EXERCISE INSTRUCTIONS:
Transcribe the records that follow, preserving every word.

STORED RECORDS:

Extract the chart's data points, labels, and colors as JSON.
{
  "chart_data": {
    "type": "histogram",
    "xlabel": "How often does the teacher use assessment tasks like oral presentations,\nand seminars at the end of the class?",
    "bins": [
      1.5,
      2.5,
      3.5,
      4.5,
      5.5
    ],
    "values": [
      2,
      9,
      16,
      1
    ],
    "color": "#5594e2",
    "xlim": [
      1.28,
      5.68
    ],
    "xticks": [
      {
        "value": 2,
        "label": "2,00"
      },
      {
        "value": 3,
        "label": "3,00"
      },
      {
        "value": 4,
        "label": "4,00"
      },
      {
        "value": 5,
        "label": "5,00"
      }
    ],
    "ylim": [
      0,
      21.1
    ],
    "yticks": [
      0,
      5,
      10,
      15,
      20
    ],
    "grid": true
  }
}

THE RESULT:
Extract the chart's data points, labels, and colors as JSON.
{
  "chart_data": {
    "type": "histogram",
    "xlabel": "How often does the teacher use assessment tasks like oral presentations,\nand seminars at the end of the class?",
    "bins": [
      1.5,
      2.5,
      3.5,
      4.5,
      5.5
    ],
    "values": [
      2,
      9,
      16,
      1
    ],
    "color": "#5594e2",
    "xlim": [
      1.28,
      5.68
    ],
    "xticks": [
      {
        "value": 2,
        "label": "2,00"
      },
      {
        "value": 3,
        "label": "3,00"
      },
      {
        "value": 4,
        "label": "4,00"
      },
      {
        "value": 5,
        "label": "5,00"
      }
    ],
    "ylim": [
      0,
      21.1
    ],
    "yticks": [
      0,
      5,
      10,
      15,
      20
    ],
    "grid": true
  }
}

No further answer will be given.